* TO BE DONE
Without including the pictures, copy out every line below.

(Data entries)
....................

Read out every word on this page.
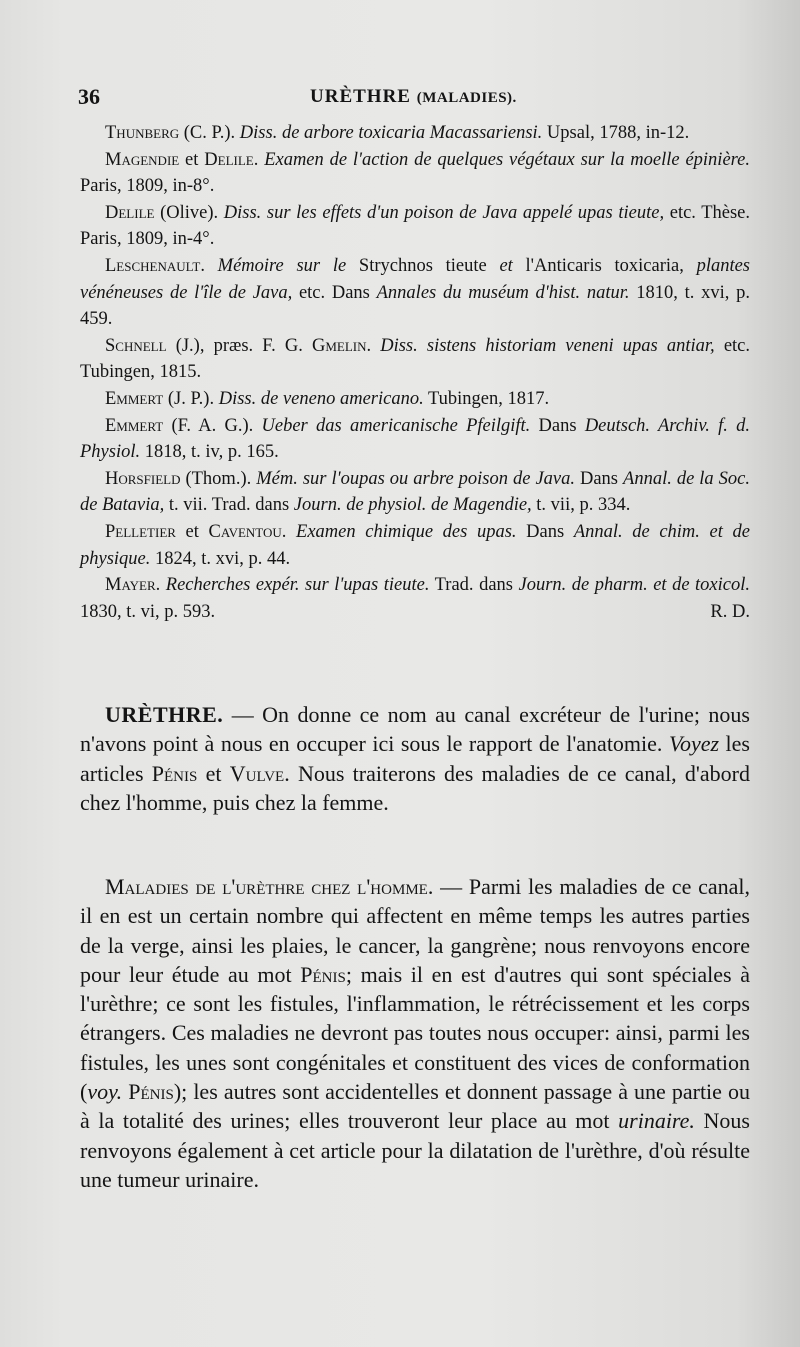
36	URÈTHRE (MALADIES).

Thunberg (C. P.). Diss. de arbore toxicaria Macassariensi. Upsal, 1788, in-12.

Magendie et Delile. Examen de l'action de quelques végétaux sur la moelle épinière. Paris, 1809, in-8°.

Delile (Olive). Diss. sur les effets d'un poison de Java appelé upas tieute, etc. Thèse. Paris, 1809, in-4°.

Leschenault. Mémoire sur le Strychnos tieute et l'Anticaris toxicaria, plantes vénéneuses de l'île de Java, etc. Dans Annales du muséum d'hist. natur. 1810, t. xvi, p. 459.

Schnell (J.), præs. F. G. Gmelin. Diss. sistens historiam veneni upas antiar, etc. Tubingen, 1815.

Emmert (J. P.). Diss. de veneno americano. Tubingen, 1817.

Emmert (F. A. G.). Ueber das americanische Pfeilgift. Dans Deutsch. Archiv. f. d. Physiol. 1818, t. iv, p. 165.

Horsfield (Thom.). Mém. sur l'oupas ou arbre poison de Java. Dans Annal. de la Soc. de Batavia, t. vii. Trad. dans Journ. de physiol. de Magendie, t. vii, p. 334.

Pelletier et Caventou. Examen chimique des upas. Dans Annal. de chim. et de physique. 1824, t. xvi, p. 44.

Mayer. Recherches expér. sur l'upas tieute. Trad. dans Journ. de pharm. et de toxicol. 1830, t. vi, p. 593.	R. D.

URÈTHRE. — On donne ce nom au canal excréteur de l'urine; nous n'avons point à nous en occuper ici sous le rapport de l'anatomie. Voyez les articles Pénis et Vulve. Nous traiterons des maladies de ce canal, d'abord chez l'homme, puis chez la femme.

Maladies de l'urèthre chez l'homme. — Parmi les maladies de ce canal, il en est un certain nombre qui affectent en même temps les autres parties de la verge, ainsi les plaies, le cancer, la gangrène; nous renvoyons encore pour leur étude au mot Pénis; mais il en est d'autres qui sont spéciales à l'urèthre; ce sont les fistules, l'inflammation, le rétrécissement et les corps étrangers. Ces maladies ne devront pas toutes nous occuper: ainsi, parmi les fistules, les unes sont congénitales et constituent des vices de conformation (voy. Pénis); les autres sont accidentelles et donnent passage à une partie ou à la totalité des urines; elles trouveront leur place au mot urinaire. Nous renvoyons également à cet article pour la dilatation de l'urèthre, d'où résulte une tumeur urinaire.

....................

* ANSWER TO THE EXERCISE
Read out every word on this page.
36	URÈTHRE (MALADIES).

Thunberg (C. P.). Diss. de arbore toxicaria Macassariensi. Upsal, 1788, in-12.

Magendie et Delile. Examen de l'action de quelques végétaux sur la moelle épinière. Paris, 1809, in-8°.

Delile (Olive). Diss. sur les effets d'un poison de Java appelé upas tieute, etc. Thèse. Paris, 1809, in-4°.

Leschenault. Mémoire sur le Strychnos tieute et l'Anticaris toxicaria, plantes vénéneuses de l'île de Java, etc. Dans Annales du muséum d'hist. natur. 1810, t. xvi, p. 459.

Schnell (J.), præs. F. G. Gmelin. Diss. sistens historiam veneni upas antiar, etc. Tubingen, 1815.

Emmert (J. P.). Diss. de veneno americano. Tubingen, 1817.

Emmert (F. A. G.). Ueber das americanische Pfeilgift. Dans Deutsch. Archiv. f. d. Physiol. 1818, t. iv, p. 165.

Horsfield (Thom.). Mém. sur l'oupas ou arbre poison de Java. Dans Annal. de la Soc. de Batavia, t. vii. Trad. dans Journ. de physiol. de Magendie, t. vii, p. 334.

Pelletier et Caventou. Examen chimique des upas. Dans Annal. de chim. et de physique. 1824, t. xvi, p. 44.

Mayer. Recherches expér. sur l'upas tieute. Trad. dans Journ. de pharm. et de toxicol. 1830, t. vi, p. 593.	R. D.

URÈTHRE. — On donne ce nom au canal excréteur de l'urine; nous n'avons point à nous en occuper ici sous le rapport de l'anatomie. Voyez les articles Pénis et Vulve. Nous traiterons des maladies de ce canal, d'abord chez l'homme, puis chez la femme.

Maladies de l'urèthre chez l'homme. — Parmi les maladies de ce canal, il en est un certain nombre qui affectent en même temps les autres parties de la verge, ainsi les plaies, le cancer, la gangrène; nous renvoyons encore pour leur étude au mot Pénis; mais il en est d'autres qui sont spéciales à l'urèthre; ce sont les fistules, l'inflammation, le rétrécissement et les corps étrangers. Ces maladies ne devront pas toutes nous occuper: ainsi, parmi les fistules, les unes sont congénitales et constituent des vices de conformation (voy. Pénis); les autres sont accidentelles et donnent passage à une partie ou à la totalité des urines; elles trouveront leur place au mot urinaire. Nous renvoyons également à cet article pour la dilatation de l'urèthre, d'où résulte une tumeur urinaire.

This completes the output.